- _TASK DETAILS_
Show each line that has the string "太二酸菜鱼" in it.

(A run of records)
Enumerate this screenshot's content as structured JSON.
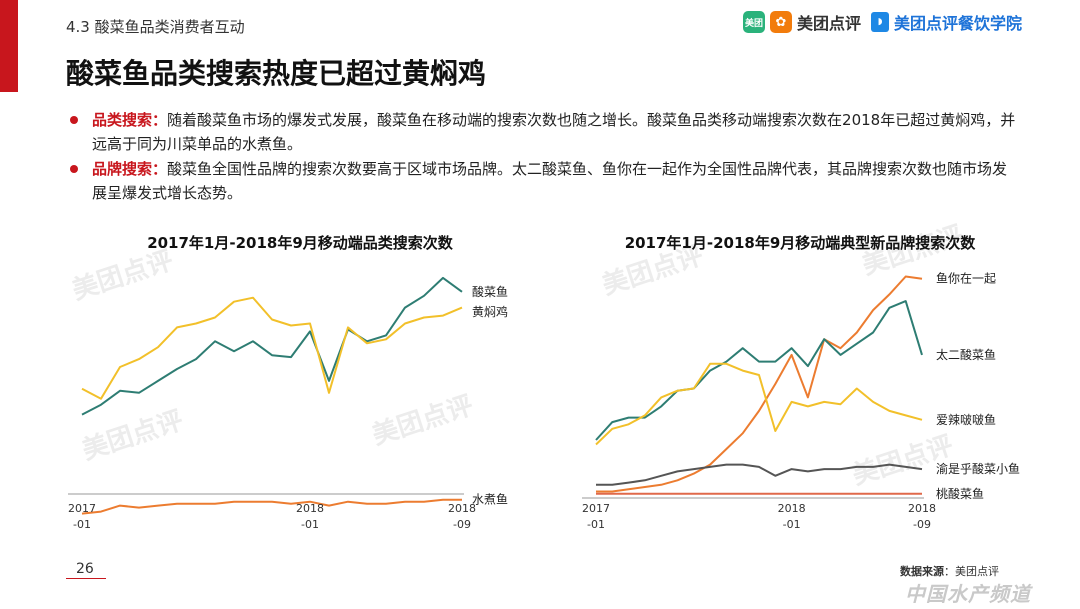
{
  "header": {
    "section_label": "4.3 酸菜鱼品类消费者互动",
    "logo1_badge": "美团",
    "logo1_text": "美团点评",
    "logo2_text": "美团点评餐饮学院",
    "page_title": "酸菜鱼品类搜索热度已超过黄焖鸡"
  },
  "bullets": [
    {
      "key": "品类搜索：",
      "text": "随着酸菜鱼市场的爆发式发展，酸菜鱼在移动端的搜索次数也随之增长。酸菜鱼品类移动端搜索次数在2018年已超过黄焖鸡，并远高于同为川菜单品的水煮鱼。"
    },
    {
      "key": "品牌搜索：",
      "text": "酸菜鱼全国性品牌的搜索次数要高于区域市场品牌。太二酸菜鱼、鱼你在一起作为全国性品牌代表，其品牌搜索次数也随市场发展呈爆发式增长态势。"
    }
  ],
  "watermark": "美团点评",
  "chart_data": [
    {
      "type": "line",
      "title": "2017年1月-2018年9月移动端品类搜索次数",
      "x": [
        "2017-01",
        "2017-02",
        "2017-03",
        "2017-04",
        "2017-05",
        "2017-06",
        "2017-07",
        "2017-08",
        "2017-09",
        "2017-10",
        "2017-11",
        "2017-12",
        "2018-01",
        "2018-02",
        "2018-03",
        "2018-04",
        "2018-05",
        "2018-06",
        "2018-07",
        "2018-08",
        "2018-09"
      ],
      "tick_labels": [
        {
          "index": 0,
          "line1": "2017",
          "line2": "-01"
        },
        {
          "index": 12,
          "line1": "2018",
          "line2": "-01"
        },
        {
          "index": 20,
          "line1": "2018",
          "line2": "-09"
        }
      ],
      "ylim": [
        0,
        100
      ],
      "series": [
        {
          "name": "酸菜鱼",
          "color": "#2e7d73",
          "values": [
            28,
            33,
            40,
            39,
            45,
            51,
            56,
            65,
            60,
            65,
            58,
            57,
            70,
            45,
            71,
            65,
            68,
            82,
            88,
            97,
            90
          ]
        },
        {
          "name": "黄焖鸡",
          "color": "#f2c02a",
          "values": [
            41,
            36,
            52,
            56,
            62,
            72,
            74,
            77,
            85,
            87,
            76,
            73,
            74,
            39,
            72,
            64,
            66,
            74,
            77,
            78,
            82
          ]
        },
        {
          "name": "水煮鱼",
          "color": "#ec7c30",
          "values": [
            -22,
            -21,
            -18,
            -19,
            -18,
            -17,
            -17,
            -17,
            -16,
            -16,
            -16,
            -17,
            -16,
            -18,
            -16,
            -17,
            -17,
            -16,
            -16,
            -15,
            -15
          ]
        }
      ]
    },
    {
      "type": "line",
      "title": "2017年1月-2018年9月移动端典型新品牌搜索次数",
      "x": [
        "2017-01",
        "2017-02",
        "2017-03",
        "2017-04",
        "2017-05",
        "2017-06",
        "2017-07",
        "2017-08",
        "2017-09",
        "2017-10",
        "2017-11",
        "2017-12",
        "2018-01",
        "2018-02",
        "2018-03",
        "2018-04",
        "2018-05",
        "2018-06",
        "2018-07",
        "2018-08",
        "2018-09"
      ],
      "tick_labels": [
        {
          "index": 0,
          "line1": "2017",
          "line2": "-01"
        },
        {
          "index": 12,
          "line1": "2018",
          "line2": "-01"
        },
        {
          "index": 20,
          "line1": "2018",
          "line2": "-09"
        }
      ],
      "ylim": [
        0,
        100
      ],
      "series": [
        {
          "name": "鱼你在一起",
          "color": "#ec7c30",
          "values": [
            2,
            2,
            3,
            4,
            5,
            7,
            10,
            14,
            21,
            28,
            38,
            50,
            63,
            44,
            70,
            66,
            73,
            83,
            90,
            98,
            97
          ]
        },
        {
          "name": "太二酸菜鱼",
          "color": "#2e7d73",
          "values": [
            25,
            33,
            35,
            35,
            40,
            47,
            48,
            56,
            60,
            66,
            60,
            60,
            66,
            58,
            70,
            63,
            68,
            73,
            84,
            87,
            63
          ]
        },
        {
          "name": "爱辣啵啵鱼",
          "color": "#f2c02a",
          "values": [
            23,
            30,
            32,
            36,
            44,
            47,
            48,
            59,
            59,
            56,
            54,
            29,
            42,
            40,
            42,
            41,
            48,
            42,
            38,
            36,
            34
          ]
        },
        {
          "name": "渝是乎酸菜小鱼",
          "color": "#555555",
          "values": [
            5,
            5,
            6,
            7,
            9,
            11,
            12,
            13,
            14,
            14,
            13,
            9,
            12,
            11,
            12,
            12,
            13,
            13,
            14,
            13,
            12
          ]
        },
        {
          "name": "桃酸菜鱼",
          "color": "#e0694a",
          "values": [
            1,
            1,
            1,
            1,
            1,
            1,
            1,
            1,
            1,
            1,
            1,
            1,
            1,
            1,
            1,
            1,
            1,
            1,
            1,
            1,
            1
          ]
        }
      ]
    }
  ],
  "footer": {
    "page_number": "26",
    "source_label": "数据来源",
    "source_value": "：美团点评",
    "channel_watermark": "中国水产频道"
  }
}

- _THE ANSWER_
      "text": "酸菜鱼全国性品牌的搜索次数要高于区域市场品牌。太二酸菜鱼、鱼你在一起作为全国性品牌代表，其品牌搜索次数也随市场发展呈爆发式增长态势。"
          "name": "太二酸菜鱼",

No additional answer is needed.